▸ Required work:
Look in the data below for the line that contains "Read all visible content and emit it as JSON.". Copy that line and the remaining lines exactly.

━━━

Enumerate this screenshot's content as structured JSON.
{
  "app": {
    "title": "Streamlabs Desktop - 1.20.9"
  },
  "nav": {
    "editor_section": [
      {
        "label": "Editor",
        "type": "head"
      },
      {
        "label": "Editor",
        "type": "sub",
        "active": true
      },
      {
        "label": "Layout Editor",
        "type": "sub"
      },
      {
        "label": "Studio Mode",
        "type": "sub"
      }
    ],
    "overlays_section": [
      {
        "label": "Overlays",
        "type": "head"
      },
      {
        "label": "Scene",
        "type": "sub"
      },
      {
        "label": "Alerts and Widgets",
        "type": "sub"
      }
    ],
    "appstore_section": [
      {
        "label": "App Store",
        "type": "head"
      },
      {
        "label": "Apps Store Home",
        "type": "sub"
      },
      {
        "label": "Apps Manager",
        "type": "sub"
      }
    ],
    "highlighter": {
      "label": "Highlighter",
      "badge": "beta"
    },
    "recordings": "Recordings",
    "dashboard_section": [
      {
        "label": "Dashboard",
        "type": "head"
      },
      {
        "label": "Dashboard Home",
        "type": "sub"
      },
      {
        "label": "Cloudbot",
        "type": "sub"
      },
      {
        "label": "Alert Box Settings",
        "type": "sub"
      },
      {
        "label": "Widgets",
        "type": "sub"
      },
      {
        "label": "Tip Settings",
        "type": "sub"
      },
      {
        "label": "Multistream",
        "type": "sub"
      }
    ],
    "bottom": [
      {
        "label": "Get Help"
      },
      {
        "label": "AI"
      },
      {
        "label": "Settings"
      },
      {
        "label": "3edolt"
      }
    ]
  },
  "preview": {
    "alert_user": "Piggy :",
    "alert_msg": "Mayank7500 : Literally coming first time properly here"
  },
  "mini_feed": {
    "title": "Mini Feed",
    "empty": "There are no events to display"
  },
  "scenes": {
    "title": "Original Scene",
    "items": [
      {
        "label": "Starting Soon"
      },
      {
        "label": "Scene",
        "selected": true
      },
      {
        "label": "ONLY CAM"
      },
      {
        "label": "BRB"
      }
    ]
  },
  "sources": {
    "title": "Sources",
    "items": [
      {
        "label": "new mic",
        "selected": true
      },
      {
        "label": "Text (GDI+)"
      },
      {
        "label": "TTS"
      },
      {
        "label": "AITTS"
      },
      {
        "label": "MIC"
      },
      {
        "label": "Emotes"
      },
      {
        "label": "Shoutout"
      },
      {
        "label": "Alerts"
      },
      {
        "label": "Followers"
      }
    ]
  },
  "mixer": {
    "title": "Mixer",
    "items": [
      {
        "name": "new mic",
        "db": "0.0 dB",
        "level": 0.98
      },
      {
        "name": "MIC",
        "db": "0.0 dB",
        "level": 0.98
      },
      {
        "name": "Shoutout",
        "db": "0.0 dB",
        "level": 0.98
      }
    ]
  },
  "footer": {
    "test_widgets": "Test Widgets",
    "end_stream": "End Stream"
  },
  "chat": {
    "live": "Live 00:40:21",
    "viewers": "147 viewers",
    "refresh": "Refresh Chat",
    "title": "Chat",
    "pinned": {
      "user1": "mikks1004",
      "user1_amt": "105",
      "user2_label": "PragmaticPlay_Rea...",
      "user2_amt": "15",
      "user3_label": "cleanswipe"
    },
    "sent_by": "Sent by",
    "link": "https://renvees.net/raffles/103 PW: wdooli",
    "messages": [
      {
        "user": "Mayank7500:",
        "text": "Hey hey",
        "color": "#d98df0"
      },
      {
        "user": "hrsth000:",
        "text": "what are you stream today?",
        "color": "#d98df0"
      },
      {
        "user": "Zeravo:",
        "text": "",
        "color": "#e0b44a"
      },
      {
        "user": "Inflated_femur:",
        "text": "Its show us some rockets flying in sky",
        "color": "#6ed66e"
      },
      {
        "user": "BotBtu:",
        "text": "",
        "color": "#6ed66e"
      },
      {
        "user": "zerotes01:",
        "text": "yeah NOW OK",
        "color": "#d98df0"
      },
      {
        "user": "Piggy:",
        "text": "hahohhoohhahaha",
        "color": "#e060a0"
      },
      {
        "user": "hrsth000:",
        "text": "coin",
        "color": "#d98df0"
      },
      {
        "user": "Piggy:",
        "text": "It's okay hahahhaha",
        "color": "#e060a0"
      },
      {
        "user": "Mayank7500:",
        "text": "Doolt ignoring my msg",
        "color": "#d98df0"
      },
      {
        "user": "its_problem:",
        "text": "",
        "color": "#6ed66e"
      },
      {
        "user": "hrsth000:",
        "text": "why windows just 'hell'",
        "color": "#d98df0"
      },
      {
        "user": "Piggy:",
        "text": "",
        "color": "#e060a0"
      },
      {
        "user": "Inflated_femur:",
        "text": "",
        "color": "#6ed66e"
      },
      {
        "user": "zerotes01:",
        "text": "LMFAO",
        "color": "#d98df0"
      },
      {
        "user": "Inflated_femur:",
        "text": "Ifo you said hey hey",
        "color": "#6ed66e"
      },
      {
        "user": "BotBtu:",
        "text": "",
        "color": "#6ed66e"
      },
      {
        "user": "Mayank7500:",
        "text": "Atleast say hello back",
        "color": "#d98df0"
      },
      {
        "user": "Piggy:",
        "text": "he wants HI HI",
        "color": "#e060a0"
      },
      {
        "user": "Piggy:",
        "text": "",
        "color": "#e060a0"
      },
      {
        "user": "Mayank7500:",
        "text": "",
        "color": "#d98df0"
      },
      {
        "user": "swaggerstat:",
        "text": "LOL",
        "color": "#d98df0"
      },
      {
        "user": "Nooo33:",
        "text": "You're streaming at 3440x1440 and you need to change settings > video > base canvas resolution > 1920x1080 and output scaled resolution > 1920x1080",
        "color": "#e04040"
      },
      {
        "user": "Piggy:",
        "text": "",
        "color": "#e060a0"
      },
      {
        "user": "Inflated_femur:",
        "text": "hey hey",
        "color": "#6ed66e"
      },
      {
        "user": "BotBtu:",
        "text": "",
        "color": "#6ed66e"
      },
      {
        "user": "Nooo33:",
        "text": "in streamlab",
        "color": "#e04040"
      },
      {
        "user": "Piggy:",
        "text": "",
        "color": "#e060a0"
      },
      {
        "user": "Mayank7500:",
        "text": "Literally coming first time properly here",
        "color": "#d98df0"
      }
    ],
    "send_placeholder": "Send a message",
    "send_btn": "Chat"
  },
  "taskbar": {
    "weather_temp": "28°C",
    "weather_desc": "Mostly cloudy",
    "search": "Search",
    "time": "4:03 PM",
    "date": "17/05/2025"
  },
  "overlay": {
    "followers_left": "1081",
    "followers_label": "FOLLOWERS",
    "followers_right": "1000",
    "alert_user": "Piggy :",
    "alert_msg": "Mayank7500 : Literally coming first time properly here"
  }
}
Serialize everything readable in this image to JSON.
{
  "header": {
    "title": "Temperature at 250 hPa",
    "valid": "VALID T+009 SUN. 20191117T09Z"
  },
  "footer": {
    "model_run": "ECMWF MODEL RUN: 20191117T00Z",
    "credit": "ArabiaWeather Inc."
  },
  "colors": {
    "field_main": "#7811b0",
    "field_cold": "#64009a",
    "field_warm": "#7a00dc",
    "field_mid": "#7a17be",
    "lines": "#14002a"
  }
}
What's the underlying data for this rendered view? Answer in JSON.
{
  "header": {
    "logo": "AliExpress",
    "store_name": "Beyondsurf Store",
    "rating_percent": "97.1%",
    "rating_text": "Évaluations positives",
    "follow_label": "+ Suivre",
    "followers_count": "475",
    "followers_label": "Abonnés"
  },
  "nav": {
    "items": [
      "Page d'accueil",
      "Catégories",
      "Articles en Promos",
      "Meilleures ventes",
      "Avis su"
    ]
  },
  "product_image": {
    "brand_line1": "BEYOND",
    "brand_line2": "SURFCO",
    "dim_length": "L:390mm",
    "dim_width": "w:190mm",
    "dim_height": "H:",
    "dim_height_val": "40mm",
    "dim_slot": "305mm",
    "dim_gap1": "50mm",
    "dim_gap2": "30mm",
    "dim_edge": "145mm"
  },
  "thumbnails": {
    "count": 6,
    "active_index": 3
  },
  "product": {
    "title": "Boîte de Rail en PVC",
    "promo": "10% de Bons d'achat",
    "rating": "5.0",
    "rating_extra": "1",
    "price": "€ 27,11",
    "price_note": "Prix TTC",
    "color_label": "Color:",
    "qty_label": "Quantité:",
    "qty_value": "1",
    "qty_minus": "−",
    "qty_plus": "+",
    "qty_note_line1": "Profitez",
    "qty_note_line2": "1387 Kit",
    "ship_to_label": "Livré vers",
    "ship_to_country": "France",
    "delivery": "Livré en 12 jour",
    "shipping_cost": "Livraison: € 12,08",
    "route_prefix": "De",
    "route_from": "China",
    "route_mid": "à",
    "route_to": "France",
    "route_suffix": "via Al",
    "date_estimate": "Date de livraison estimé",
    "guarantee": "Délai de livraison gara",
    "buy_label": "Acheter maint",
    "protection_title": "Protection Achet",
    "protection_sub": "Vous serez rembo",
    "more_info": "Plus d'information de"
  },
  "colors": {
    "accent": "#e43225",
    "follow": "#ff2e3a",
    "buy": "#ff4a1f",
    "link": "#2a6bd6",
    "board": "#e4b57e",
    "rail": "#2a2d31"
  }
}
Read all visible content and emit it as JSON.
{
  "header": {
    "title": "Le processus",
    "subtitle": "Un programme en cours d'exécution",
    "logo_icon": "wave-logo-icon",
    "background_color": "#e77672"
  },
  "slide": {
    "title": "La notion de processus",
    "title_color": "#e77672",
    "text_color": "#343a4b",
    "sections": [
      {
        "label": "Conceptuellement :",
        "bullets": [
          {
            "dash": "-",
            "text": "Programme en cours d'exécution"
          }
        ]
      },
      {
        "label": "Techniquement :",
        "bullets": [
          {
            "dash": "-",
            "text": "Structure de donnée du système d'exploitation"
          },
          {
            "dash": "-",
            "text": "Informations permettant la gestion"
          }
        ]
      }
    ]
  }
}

━━━

▸ Written answer:
Read all visible content and emit it as JSON.
{
  "header": {
    "title": "Le processus",
    "subtitle": "Un programme en cours d'exécution",
    "logo_icon": "wave-logo-icon",
    "background_color": "#e77672"
  },
  "slide": {
    "title": "La notion de processus",
    "title_color": "#e77672",
    "text_color": "#343a4b",
    "sections": [
      {
        "label": "Conceptuellement :",
        "bullets": [
          {
            "dash": "-",
            "text": "Programme en cours d'exécution"
          }
        ]
      },
      {
        "label": "Techniquement :",
        "bullets": [
          {
            "dash": "-",
            "text": "Structure de donnée du système d'exploitation"
          },
          {
            "dash": "-",
            "text": "Informations permettant la gestion"
          }
        ]
      }
    ]
  }
}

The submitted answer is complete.